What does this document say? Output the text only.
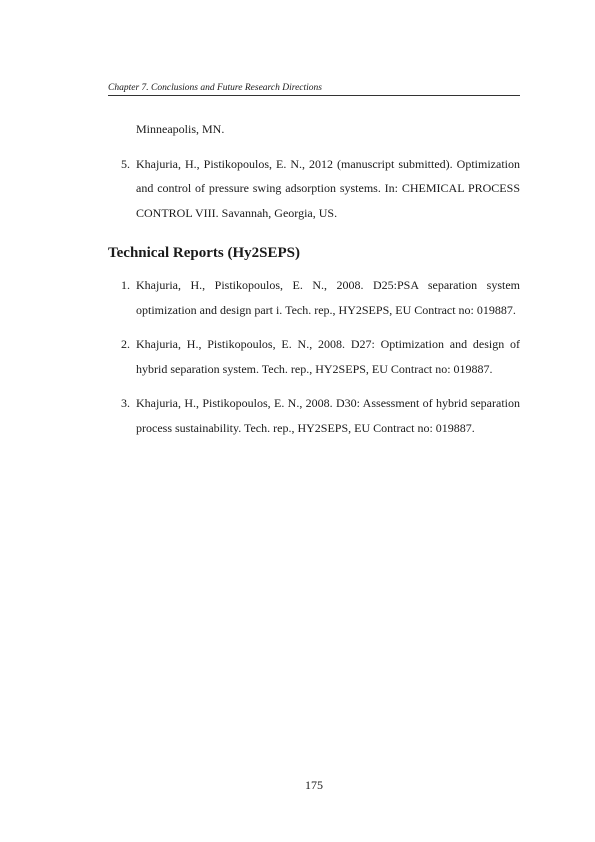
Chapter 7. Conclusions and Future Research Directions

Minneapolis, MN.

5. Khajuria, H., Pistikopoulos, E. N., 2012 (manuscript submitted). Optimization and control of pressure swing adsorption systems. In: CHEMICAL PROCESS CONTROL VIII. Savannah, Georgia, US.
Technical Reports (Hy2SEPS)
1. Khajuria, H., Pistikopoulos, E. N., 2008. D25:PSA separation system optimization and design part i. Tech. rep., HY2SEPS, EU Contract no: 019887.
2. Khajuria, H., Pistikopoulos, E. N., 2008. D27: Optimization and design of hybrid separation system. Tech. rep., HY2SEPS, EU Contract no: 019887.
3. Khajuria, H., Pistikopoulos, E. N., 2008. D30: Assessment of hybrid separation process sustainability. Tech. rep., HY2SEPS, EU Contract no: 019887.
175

================

▸ Exercise goal
Make an exact copy of the records shown above, without the pictures.

▸ Solution for this exercise
What does this document say? Output the text only.
Chapter 7. Conclusions and Future Research Directions

Minneapolis, MN.

5. Khajuria, H., Pistikopoulos, E. N., 2012 (manuscript submitted). Optimization and control of pressure swing adsorption systems. In: CHEMICAL PROCESS CONTROL VIII. Savannah, Georgia, US.
Technical Reports (Hy2SEPS)
1. Khajuria, H., Pistikopoulos, E. N., 2008. D25:PSA separation system optimization and design part i. Tech. rep., HY2SEPS, EU Contract no: 019887.
2. Khajuria, H., Pistikopoulos, E. N., 2008. D27: Optimization and design of hybrid separation system. Tech. rep., HY2SEPS, EU Contract no: 019887.
3. Khajuria, H., Pistikopoulos, E. N., 2008. D30: Assessment of hybrid separation process sustainability. Tech. rep., HY2SEPS, EU Contract no: 019887.
175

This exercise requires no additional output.